#### [TASK TO CARRY OUT]
Report, word for word, every line of the material that contains "tersebut".
#### RECORD EXCERPTS
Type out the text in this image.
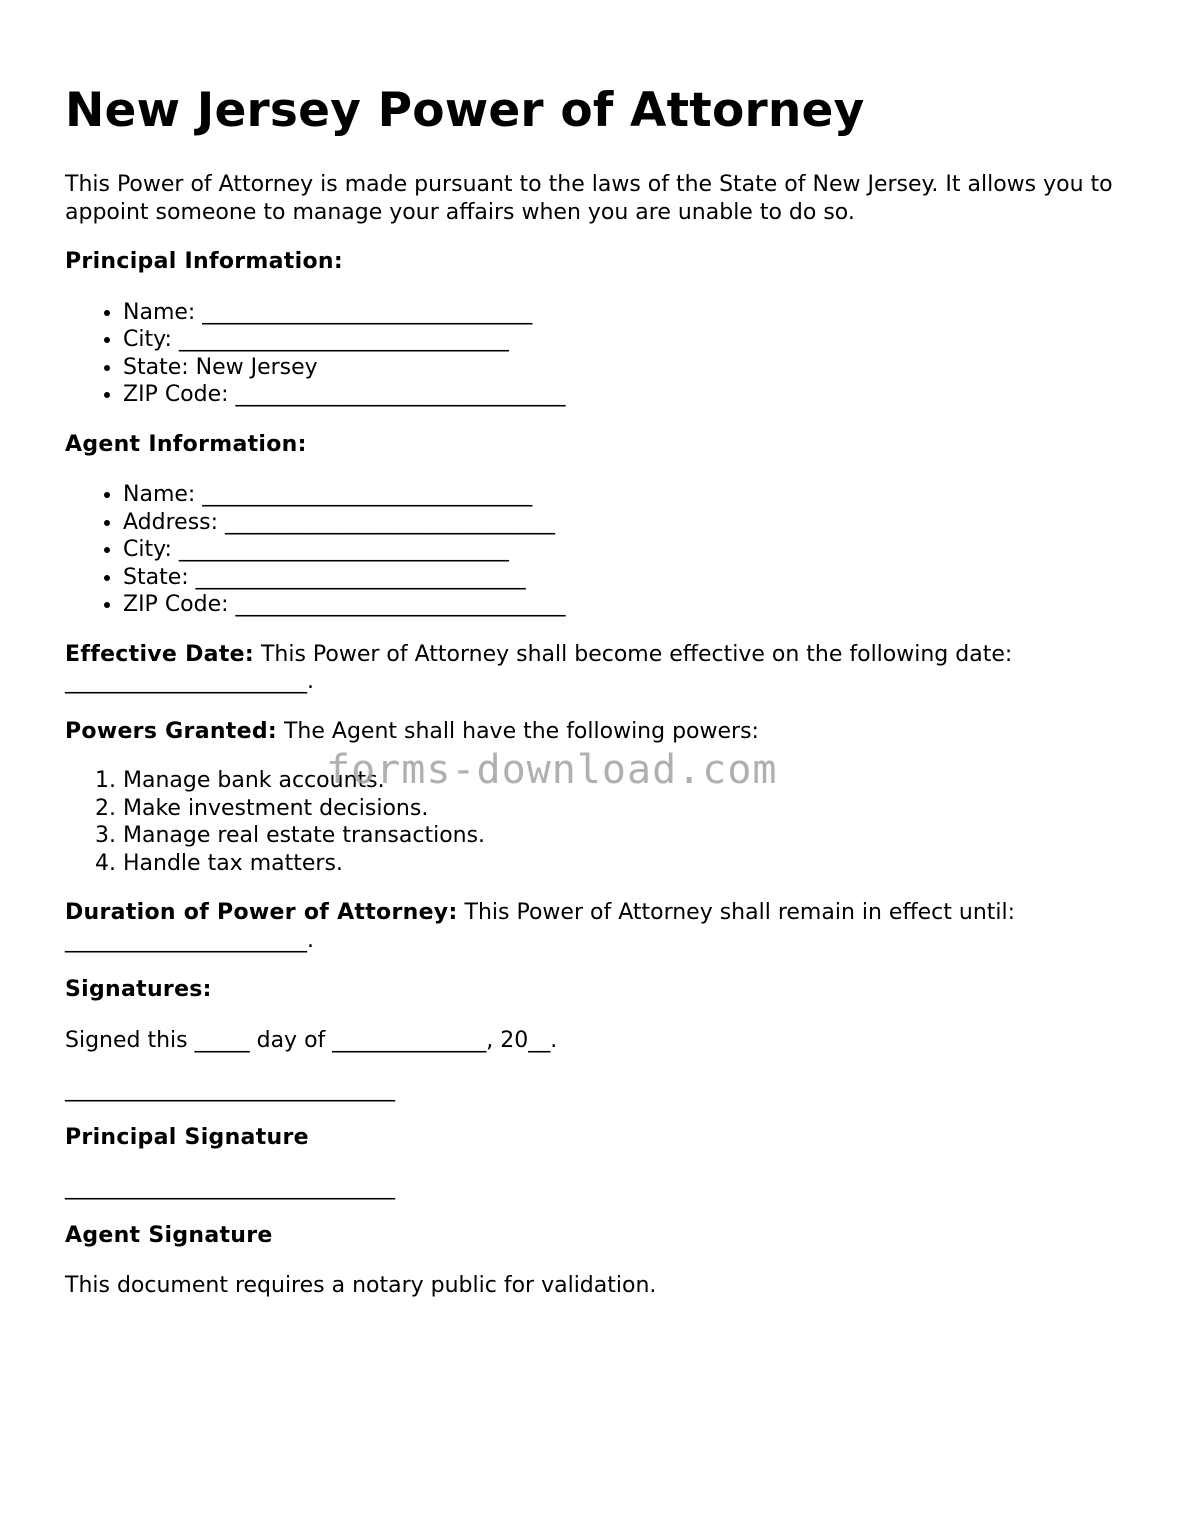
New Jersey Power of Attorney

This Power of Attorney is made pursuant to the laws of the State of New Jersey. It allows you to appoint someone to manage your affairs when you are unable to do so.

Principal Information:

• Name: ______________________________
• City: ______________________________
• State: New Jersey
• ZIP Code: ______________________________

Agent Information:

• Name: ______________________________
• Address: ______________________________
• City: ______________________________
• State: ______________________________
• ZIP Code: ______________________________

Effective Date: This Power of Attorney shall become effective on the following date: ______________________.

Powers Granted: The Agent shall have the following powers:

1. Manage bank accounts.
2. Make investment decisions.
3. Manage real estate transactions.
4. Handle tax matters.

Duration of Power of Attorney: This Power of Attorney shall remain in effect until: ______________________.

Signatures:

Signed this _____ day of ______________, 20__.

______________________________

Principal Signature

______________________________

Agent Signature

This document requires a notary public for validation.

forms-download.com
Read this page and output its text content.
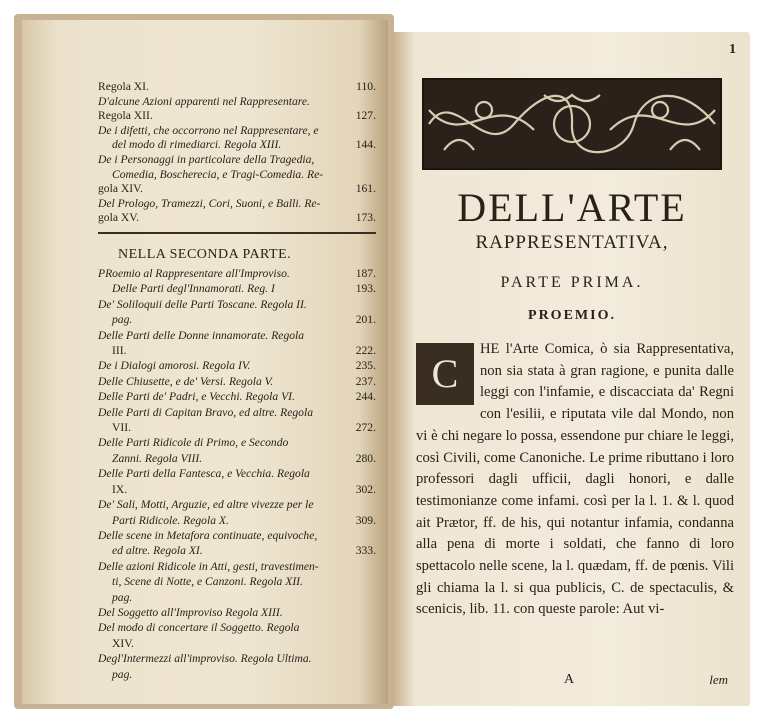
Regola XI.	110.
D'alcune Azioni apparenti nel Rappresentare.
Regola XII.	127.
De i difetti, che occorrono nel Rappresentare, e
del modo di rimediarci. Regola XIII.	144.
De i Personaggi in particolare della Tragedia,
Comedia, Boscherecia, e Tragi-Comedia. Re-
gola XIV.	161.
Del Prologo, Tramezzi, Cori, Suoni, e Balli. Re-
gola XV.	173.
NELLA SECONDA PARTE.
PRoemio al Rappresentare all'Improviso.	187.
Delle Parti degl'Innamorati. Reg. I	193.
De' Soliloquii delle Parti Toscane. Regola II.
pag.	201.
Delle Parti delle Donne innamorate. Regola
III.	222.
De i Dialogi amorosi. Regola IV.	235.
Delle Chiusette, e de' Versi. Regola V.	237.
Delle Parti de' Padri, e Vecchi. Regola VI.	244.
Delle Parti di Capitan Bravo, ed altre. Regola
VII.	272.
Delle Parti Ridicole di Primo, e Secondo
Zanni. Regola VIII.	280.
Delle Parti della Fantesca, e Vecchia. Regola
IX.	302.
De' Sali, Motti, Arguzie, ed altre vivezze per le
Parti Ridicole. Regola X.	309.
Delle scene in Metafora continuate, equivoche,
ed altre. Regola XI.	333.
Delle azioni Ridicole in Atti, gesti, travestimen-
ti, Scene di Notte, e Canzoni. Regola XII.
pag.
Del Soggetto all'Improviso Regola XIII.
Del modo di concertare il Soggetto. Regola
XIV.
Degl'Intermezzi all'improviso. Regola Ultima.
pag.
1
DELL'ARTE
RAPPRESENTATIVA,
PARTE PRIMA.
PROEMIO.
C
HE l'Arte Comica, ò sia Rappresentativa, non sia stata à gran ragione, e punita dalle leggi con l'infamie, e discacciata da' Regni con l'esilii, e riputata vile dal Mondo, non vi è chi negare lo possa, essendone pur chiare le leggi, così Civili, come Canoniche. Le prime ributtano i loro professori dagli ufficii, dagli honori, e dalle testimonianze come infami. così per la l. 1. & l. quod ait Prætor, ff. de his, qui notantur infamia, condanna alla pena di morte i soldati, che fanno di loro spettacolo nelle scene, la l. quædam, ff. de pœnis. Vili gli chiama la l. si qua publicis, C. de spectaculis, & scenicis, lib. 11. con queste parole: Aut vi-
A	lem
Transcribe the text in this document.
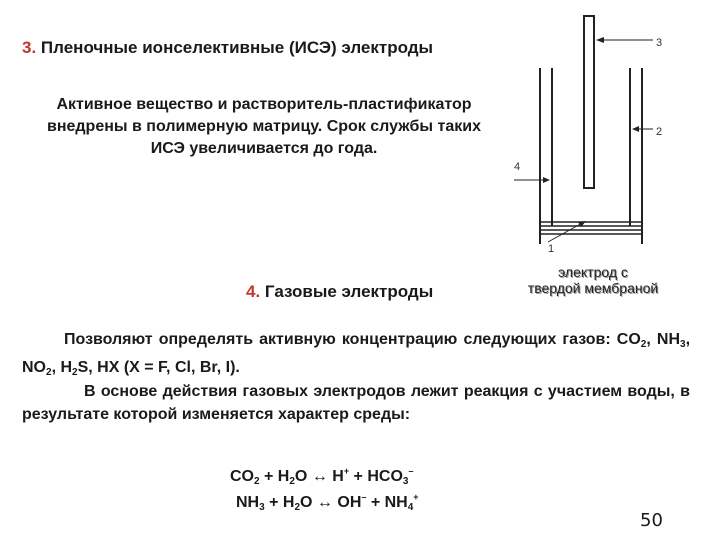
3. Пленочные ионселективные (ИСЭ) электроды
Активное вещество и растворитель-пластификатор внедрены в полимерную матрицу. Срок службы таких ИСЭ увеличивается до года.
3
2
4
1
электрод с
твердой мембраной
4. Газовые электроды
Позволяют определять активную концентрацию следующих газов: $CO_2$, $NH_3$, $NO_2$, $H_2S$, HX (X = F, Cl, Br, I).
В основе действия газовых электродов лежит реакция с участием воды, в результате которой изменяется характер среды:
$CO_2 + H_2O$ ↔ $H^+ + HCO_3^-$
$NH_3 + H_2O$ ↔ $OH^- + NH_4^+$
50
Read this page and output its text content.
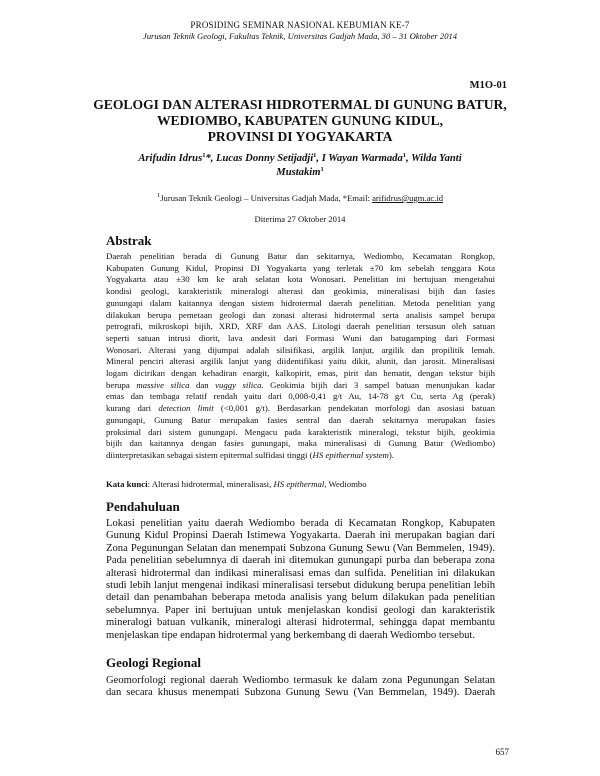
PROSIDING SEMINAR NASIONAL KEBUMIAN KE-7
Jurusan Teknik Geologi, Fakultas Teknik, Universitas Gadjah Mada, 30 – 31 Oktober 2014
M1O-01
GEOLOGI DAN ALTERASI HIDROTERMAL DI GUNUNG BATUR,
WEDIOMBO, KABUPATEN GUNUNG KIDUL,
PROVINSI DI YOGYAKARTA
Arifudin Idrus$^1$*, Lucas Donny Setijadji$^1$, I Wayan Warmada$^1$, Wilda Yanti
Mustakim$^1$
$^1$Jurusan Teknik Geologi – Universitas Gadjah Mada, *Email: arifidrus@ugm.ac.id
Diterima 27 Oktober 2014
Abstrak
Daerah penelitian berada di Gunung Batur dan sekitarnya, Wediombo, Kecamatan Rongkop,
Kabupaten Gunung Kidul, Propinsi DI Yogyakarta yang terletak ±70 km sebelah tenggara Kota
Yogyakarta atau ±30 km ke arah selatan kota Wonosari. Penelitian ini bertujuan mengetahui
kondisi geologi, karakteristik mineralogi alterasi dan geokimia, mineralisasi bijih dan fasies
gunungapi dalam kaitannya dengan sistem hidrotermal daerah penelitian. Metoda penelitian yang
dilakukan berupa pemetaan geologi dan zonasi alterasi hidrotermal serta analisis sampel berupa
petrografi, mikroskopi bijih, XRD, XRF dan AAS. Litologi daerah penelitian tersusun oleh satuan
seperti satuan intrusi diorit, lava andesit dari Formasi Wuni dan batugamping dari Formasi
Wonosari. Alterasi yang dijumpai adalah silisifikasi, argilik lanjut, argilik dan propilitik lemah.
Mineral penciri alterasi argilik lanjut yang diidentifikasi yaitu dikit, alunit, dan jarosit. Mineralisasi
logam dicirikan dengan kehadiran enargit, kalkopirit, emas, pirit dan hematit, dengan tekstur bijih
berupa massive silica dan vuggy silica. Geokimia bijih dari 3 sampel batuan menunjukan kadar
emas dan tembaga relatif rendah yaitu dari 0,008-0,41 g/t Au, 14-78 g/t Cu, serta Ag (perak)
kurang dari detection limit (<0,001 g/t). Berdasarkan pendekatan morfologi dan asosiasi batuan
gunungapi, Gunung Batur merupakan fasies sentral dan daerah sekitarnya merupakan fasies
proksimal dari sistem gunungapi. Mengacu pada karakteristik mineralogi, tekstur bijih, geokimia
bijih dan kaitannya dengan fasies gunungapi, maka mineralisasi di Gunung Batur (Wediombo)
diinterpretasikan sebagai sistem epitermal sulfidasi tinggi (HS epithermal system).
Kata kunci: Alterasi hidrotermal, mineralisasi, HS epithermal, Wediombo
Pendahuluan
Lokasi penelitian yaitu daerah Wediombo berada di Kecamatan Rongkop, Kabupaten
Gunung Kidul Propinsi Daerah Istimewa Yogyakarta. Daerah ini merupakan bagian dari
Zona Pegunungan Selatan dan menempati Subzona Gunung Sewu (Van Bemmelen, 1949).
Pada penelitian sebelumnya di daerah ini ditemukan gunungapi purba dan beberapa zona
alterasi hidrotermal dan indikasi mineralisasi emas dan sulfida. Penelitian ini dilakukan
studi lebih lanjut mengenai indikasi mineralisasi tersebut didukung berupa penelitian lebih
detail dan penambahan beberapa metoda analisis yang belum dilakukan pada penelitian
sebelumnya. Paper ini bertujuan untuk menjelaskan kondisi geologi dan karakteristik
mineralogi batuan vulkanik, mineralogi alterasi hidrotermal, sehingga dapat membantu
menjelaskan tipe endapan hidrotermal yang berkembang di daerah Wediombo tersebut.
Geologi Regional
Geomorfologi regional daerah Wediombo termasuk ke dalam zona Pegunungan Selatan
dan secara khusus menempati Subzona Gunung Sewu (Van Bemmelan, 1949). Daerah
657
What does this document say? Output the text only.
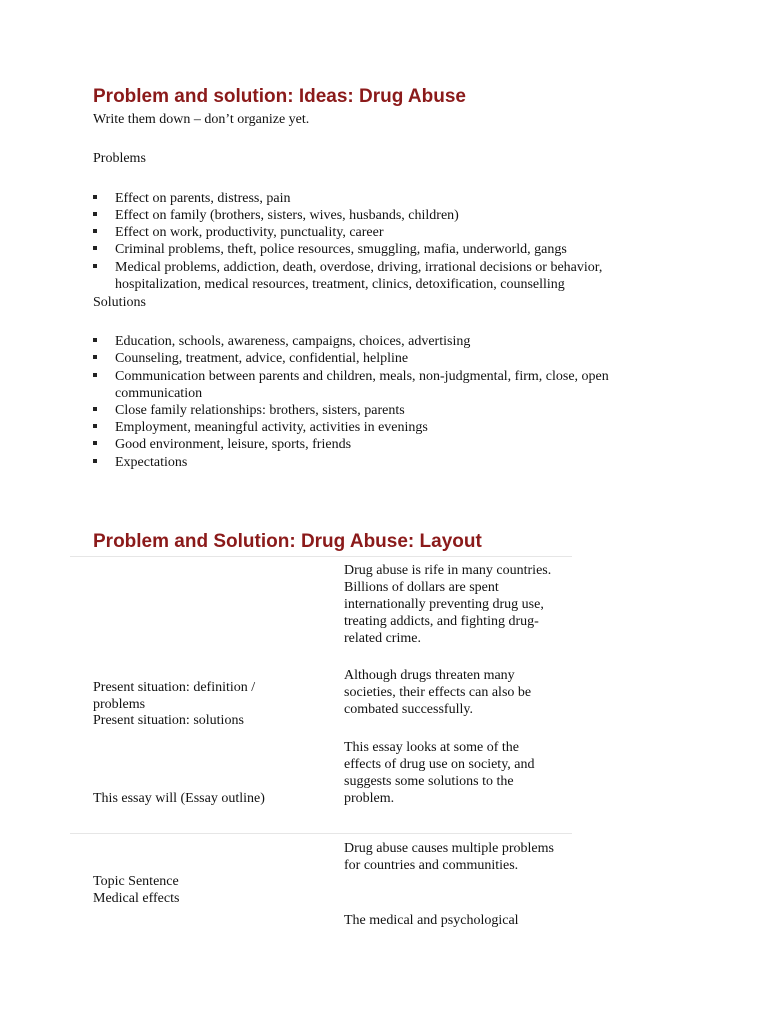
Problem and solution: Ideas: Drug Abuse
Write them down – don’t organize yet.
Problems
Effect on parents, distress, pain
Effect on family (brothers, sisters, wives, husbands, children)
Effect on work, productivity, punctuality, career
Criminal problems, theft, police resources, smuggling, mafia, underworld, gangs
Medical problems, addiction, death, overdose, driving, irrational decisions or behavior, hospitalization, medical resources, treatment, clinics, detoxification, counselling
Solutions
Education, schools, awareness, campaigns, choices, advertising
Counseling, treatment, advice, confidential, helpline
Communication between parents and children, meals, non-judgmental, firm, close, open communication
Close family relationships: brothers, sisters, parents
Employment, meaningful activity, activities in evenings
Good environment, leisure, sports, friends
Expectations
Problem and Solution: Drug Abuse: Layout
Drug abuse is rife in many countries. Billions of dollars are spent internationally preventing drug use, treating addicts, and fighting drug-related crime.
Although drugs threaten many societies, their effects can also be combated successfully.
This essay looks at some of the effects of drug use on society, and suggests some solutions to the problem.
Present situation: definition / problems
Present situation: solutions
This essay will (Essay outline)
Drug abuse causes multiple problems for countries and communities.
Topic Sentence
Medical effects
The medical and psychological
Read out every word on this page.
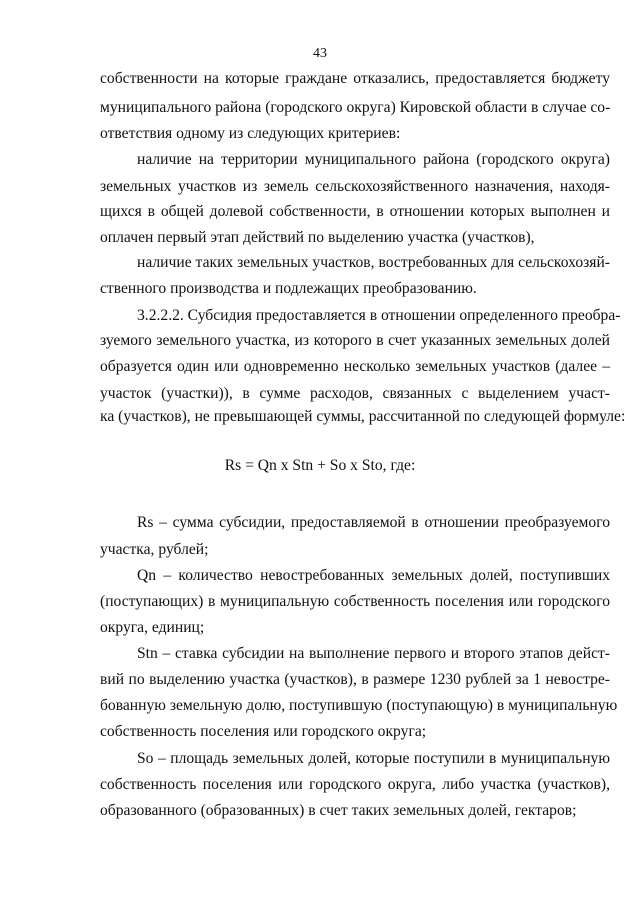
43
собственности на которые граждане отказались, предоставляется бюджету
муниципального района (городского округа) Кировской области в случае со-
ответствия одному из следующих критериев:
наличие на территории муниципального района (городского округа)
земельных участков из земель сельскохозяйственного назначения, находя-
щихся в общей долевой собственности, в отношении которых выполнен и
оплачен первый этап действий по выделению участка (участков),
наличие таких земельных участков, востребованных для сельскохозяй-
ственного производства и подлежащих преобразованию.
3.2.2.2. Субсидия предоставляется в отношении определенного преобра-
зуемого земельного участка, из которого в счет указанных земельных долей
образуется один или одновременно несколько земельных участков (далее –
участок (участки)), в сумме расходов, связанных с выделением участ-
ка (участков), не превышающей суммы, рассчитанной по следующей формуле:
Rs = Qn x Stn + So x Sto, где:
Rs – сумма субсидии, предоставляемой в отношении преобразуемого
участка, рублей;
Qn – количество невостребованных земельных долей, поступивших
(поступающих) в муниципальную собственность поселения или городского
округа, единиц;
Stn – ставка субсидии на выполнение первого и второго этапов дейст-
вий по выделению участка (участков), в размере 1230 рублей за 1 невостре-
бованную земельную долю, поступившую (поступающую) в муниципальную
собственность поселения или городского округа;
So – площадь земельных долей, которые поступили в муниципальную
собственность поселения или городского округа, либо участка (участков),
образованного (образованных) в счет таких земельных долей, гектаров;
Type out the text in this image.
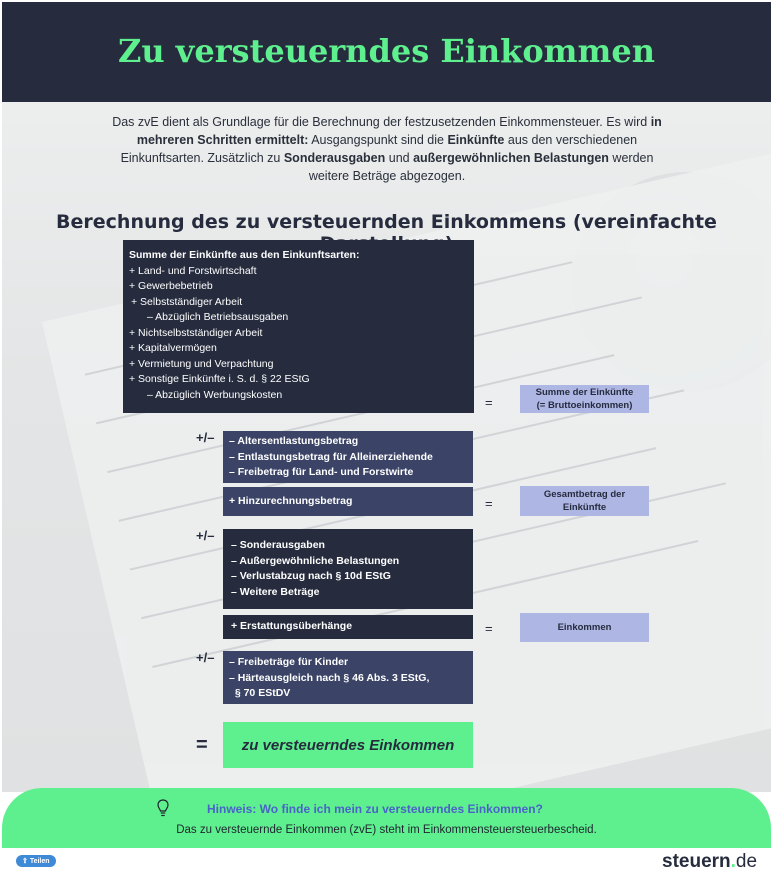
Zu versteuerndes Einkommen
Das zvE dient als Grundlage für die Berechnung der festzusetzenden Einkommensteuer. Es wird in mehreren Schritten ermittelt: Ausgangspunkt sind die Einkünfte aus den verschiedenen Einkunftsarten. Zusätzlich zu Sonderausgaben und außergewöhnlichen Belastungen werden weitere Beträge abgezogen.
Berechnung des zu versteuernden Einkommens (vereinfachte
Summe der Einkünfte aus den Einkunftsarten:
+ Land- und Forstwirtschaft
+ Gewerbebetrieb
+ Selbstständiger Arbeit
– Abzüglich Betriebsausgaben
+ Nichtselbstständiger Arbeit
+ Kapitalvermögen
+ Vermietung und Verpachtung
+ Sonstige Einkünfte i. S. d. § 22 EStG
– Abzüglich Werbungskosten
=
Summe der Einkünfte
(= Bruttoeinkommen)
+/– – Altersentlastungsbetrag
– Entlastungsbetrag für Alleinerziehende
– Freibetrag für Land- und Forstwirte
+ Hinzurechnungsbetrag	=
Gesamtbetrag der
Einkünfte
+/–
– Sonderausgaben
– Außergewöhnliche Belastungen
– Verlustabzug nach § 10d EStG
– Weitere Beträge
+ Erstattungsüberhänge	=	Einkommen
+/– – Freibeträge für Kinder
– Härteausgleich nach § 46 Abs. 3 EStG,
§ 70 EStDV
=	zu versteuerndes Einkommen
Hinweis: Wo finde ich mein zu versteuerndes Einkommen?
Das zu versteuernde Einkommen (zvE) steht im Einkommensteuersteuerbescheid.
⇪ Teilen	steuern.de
########
#### [OUTPUT]
studi lebih lanjut mengenai indikasi mineralisasi tersebut didukung berupa penelitian lebih
menjelaskan tipe endapan hidrotermal yang berkembang di daerah Wediombo tersebut.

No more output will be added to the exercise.